*SHORT TASK*. Every entry that follows needs to be repeated exactly.

*RECORD EXCERPTS*.
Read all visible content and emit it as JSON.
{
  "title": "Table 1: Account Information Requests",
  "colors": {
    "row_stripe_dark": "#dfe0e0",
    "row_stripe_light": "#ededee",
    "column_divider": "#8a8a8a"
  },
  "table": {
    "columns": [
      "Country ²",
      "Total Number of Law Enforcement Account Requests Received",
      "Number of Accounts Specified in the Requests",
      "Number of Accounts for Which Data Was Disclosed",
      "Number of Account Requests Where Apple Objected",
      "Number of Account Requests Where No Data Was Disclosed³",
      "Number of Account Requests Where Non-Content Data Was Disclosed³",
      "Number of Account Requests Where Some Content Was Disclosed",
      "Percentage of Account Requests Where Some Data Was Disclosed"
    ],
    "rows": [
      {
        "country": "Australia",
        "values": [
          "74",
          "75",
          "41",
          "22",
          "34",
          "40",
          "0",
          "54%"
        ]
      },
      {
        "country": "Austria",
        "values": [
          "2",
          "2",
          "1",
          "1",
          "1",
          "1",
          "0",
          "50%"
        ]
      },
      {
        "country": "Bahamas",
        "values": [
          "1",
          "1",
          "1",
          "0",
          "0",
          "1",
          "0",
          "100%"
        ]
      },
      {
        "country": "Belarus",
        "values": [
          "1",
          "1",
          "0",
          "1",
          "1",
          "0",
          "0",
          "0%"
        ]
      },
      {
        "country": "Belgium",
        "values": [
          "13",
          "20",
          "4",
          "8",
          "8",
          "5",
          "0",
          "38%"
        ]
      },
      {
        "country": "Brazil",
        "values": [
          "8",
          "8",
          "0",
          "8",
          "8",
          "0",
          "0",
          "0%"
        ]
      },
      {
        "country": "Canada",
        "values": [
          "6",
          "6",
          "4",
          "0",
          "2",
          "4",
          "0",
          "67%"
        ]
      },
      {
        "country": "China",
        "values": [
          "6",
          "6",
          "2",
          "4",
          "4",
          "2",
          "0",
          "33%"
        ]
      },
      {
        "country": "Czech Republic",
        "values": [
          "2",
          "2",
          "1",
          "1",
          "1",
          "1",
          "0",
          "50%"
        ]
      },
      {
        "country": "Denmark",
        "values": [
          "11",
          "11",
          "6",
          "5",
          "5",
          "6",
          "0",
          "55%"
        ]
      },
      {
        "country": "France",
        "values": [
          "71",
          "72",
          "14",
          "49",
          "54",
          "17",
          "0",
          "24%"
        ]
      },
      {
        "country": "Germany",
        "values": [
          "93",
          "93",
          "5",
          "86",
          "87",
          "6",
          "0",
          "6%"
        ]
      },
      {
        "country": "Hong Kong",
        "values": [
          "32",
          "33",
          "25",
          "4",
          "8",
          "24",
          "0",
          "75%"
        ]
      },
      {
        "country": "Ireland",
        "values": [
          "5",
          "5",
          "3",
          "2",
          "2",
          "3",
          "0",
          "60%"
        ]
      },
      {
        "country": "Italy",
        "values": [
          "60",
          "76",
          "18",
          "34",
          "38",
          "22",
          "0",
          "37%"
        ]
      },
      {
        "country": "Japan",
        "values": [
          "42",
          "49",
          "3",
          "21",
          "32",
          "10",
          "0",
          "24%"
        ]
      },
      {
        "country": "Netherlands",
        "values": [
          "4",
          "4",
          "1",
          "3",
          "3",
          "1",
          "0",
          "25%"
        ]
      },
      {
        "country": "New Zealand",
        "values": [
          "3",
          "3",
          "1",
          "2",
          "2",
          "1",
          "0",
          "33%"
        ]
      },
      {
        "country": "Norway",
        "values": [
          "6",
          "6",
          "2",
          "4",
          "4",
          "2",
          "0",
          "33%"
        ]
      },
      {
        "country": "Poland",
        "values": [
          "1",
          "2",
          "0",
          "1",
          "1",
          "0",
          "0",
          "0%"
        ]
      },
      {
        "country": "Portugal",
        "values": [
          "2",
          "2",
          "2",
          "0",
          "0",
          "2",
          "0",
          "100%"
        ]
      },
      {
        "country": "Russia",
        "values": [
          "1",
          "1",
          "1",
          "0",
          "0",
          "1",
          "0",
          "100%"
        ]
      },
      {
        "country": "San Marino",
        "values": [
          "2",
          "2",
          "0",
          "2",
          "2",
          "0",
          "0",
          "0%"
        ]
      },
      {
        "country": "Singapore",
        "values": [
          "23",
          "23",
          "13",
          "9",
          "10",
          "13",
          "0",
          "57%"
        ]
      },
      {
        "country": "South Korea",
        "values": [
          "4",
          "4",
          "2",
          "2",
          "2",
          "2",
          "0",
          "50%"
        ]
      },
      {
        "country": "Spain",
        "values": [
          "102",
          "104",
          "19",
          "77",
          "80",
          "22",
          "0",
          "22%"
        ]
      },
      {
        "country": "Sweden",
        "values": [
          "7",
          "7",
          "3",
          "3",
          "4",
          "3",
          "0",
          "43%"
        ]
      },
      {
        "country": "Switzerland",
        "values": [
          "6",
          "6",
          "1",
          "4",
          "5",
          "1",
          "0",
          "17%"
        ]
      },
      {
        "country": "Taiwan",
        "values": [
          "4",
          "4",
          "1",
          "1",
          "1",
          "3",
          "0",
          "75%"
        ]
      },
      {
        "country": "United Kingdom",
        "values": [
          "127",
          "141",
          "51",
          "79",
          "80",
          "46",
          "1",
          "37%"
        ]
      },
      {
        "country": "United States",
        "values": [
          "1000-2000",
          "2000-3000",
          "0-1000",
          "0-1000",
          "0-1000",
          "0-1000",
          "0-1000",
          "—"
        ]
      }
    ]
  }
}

*OUTPUT OF THE EXERCISE*.
Read all visible content and emit it as JSON.
{
  "title": "Table 1: Account Information Requests",
  "colors": {
    "row_stripe_dark": "#dfe0e0",
    "row_stripe_light": "#ededee",
    "column_divider": "#8a8a8a"
  },
  "table": {
    "columns": [
      "Country ²",
      "Total Number of Law Enforcement Account Requests Received",
      "Number of Accounts Specified in the Requests",
      "Number of Accounts for Which Data Was Disclosed",
      "Number of Account Requests Where Apple Objected",
      "Number of Account Requests Where No Data Was Disclosed³",
      "Number of Account Requests Where Non-Content Data Was Disclosed³",
      "Number of Account Requests Where Some Content Was Disclosed",
      "Percentage of Account Requests Where Some Data Was Disclosed"
    ],
    "rows": [
      {
        "country": "Australia",
        "values": [
          "74",
          "75",
          "41",
          "22",
          "34",
          "40",
          "0",
          "54%"
        ]
      },
      {
        "country": "Austria",
        "values": [
          "2",
          "2",
          "1",
          "1",
          "1",
          "1",
          "0",
          "50%"
        ]
      },
      {
        "country": "Bahamas",
        "values": [
          "1",
          "1",
          "1",
          "0",
          "0",
          "1",
          "0",
          "100%"
        ]
      },
      {
        "country": "Belarus",
        "values": [
          "1",
          "1",
          "0",
          "1",
          "1",
          "0",
          "0",
          "0%"
        ]
      },
      {
        "country": "Belgium",
        "values": [
          "13",
          "20",
          "4",
          "8",
          "8",
          "5",
          "0",
          "38%"
        ]
      },
      {
        "country": "Brazil",
        "values": [
          "8",
          "8",
          "0",
          "8",
          "8",
          "0",
          "0",
          "0%"
        ]
      },
      {
        "country": "Canada",
        "values": [
          "6",
          "6",
          "4",
          "0",
          "2",
          "4",
          "0",
          "67%"
        ]
      },
      {
        "country": "China",
        "values": [
          "6",
          "6",
          "2",
          "4",
          "4",
          "2",
          "0",
          "33%"
        ]
      },
      {
        "country": "Czech Republic",
        "values": [
          "2",
          "2",
          "1",
          "1",
          "1",
          "1",
          "0",
          "50%"
        ]
      },
      {
        "country": "Denmark",
        "values": [
          "11",
          "11",
          "6",
          "5",
          "5",
          "6",
          "0",
          "55%"
        ]
      },
      {
        "country": "France",
        "values": [
          "71",
          "72",
          "14",
          "49",
          "54",
          "17",
          "0",
          "24%"
        ]
      },
      {
        "country": "Germany",
        "values": [
          "93",
          "93",
          "5",
          "86",
          "87",
          "6",
          "0",
          "6%"
        ]
      },
      {
        "country": "Hong Kong",
        "values": [
          "32",
          "33",
          "25",
          "4",
          "8",
          "24",
          "0",
          "75%"
        ]
      },
      {
        "country": "Ireland",
        "values": [
          "5",
          "5",
          "3",
          "2",
          "2",
          "3",
          "0",
          "60%"
        ]
      },
      {
        "country": "Italy",
        "values": [
          "60",
          "76",
          "18",
          "34",
          "38",
          "22",
          "0",
          "37%"
        ]
      },
      {
        "country": "Japan",
        "values": [
          "42",
          "49",
          "3",
          "21",
          "32",
          "10",
          "0",
          "24%"
        ]
      },
      {
        "country": "Netherlands",
        "values": [
          "4",
          "4",
          "1",
          "3",
          "3",
          "1",
          "0",
          "25%"
        ]
      },
      {
        "country": "New Zealand",
        "values": [
          "3",
          "3",
          "1",
          "2",
          "2",
          "1",
          "0",
          "33%"
        ]
      },
      {
        "country": "Norway",
        "values": [
          "6",
          "6",
          "2",
          "4",
          "4",
          "2",
          "0",
          "33%"
        ]
      },
      {
        "country": "Poland",
        "values": [
          "1",
          "2",
          "0",
          "1",
          "1",
          "0",
          "0",
          "0%"
        ]
      },
      {
        "country": "Portugal",
        "values": [
          "2",
          "2",
          "2",
          "0",
          "0",
          "2",
          "0",
          "100%"
        ]
      },
      {
        "country": "Russia",
        "values": [
          "1",
          "1",
          "1",
          "0",
          "0",
          "1",
          "0",
          "100%"
        ]
      },
      {
        "country": "San Marino",
        "values": [
          "2",
          "2",
          "0",
          "2",
          "2",
          "0",
          "0",
          "0%"
        ]
      },
      {
        "country": "Singapore",
        "values": [
          "23",
          "23",
          "13",
          "9",
          "10",
          "13",
          "0",
          "57%"
        ]
      },
      {
        "country": "South Korea",
        "values": [
          "4",
          "4",
          "2",
          "2",
          "2",
          "2",
          "0",
          "50%"
        ]
      },
      {
        "country": "Spain",
        "values": [
          "102",
          "104",
          "19",
          "77",
          "80",
          "22",
          "0",
          "22%"
        ]
      },
      {
        "country": "Sweden",
        "values": [
          "7",
          "7",
          "3",
          "3",
          "4",
          "3",
          "0",
          "43%"
        ]
      },
      {
        "country": "Switzerland",
        "values": [
          "6",
          "6",
          "1",
          "4",
          "5",
          "1",
          "0",
          "17%"
        ]
      },
      {
        "country": "Taiwan",
        "values": [
          "4",
          "4",
          "1",
          "1",
          "1",
          "3",
          "0",
          "75%"
        ]
      },
      {
        "country": "United Kingdom",
        "values": [
          "127",
          "141",
          "51",
          "79",
          "80",
          "46",
          "1",
          "37%"
        ]
      },
      {
        "country": "United States",
        "values": [
          "1000-2000",
          "2000-3000",
          "0-1000",
          "0-1000",
          "0-1000",
          "0-1000",
          "0-1000",
          "—"
        ]
      }
    ]
  }
}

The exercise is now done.